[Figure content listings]
________

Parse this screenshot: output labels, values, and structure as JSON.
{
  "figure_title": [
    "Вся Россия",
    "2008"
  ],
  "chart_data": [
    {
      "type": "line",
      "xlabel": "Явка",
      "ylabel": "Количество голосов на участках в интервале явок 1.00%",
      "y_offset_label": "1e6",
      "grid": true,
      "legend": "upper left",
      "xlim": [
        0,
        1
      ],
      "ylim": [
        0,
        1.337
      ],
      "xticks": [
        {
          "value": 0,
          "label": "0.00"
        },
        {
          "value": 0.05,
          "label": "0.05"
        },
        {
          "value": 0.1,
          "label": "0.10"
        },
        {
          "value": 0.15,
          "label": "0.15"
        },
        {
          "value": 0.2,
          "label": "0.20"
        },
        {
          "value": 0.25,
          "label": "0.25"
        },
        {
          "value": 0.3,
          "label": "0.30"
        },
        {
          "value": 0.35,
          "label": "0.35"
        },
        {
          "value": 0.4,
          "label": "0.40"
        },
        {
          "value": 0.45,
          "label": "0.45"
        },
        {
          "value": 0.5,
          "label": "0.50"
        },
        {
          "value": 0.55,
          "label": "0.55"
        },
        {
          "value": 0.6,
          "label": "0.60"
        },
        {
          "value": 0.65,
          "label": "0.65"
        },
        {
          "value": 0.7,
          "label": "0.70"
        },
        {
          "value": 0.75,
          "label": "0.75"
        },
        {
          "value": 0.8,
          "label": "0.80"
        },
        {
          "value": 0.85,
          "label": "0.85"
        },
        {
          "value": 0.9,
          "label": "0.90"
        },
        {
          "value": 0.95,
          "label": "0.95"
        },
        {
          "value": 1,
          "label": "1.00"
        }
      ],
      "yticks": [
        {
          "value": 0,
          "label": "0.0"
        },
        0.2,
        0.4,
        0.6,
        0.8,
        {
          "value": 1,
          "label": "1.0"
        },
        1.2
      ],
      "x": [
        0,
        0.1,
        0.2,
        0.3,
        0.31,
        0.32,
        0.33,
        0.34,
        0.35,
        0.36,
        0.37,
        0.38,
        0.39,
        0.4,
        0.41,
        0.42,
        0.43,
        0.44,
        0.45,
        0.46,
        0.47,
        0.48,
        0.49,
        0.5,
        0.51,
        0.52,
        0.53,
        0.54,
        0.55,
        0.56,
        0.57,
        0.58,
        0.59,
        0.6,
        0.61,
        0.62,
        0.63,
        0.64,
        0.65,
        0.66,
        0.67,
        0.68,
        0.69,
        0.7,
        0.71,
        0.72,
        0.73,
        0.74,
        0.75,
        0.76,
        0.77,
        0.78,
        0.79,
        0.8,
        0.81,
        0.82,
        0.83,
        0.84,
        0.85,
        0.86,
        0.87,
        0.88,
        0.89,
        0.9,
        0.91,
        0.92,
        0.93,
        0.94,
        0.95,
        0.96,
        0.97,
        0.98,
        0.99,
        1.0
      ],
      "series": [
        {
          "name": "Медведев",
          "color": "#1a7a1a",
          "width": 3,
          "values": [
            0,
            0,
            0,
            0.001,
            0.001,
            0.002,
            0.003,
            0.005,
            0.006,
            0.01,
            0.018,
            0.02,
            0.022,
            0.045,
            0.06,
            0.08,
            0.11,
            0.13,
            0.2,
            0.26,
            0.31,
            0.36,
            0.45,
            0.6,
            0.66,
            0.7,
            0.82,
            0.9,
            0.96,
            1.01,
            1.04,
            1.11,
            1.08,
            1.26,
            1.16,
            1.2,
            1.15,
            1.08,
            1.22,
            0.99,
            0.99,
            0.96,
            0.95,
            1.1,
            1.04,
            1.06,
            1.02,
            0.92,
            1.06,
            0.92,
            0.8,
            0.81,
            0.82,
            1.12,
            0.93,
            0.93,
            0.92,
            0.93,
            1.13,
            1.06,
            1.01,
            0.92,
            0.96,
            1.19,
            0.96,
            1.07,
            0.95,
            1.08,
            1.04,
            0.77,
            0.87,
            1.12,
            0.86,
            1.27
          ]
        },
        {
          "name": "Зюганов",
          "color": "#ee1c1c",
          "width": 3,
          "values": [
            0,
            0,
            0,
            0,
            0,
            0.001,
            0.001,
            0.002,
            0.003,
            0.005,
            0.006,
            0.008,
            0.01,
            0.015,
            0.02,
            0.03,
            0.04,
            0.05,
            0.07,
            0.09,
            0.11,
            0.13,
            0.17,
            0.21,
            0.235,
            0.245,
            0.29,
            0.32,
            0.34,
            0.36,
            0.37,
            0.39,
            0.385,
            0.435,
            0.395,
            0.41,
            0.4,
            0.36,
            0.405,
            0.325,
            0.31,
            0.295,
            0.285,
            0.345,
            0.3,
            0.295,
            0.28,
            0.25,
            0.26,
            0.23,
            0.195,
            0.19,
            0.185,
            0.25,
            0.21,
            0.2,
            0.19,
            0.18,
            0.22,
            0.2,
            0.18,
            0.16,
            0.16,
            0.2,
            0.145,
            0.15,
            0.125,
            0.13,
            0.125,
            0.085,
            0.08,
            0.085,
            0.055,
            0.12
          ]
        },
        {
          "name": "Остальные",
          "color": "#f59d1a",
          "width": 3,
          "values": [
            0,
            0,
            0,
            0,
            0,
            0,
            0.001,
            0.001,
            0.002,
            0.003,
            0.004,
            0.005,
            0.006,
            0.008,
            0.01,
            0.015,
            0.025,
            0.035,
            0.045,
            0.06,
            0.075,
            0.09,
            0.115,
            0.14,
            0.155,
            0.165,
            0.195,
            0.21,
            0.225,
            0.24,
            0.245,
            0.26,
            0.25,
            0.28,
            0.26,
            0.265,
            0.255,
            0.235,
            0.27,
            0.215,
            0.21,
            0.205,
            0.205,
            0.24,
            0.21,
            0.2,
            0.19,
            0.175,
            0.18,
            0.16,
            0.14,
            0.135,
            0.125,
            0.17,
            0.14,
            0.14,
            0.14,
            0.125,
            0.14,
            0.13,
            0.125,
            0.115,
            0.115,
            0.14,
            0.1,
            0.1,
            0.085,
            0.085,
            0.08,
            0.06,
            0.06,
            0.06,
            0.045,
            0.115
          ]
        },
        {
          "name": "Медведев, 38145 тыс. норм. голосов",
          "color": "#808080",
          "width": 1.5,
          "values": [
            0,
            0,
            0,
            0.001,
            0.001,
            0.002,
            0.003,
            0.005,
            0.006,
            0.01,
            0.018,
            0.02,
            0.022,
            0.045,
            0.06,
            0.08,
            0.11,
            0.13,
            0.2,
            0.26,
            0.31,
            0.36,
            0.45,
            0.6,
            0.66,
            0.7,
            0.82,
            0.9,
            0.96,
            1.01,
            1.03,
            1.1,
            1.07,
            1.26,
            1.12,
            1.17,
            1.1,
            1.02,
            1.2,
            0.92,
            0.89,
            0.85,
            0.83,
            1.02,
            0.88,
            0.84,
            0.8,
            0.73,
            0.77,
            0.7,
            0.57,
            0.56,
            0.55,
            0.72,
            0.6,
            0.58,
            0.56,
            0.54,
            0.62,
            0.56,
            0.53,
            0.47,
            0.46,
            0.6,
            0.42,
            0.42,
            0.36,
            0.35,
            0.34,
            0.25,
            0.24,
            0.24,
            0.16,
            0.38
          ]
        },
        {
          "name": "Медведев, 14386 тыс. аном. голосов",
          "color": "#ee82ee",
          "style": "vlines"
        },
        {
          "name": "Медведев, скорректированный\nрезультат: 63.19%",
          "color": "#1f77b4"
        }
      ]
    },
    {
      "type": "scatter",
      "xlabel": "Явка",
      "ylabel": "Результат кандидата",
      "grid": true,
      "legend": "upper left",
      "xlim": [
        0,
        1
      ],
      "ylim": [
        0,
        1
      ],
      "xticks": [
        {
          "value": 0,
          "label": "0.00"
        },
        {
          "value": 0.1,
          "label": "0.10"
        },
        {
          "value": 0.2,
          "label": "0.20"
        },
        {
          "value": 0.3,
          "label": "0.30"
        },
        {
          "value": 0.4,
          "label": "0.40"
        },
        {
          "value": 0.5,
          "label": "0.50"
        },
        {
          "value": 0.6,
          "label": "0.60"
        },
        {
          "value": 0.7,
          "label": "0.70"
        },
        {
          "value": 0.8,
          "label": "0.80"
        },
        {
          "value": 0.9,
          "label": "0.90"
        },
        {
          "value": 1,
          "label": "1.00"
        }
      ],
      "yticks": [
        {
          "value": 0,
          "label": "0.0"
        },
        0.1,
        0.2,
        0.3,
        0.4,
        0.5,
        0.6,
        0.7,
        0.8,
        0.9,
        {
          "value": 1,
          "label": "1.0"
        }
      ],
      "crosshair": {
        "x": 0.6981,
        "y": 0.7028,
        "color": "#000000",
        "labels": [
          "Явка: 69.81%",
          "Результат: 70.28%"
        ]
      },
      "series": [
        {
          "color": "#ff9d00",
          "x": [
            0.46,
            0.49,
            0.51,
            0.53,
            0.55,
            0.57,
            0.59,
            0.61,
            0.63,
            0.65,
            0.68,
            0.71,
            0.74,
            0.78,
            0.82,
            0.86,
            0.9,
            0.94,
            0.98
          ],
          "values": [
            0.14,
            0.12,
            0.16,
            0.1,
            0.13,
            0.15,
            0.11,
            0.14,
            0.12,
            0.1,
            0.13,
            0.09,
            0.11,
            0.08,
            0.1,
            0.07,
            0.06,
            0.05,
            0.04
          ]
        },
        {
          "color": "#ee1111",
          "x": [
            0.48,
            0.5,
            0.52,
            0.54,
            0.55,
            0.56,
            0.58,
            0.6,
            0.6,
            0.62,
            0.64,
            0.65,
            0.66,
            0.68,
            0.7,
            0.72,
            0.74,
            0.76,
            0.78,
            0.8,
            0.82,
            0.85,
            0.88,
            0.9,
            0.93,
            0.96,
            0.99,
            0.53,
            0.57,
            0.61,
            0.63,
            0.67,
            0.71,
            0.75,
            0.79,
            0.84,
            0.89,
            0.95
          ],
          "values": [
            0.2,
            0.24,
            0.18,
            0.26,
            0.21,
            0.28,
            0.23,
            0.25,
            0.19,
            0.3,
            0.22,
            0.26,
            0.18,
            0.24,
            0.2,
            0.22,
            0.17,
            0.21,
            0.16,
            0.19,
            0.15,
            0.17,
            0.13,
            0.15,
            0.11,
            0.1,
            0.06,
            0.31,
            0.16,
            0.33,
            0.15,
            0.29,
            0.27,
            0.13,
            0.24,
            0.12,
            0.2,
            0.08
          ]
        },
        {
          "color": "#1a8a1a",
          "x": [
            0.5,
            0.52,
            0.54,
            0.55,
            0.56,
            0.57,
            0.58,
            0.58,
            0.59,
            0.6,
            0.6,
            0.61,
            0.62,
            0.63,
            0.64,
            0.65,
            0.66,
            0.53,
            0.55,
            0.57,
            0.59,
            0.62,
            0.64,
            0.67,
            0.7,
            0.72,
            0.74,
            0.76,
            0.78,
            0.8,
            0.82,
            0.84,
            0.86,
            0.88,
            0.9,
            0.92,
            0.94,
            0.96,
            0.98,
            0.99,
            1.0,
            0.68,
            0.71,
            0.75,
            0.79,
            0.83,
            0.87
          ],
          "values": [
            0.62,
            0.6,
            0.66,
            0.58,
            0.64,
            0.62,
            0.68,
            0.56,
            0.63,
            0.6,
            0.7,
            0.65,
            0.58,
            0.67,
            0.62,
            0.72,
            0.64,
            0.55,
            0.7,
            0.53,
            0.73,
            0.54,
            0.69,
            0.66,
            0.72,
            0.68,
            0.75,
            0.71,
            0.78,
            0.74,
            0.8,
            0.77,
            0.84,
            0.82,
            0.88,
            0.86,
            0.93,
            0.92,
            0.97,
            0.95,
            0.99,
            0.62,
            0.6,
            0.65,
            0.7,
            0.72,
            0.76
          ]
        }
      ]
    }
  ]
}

________

Determine the number of lines in the listing that contain the string "color". Write that number and nothing else.

** Reply **
10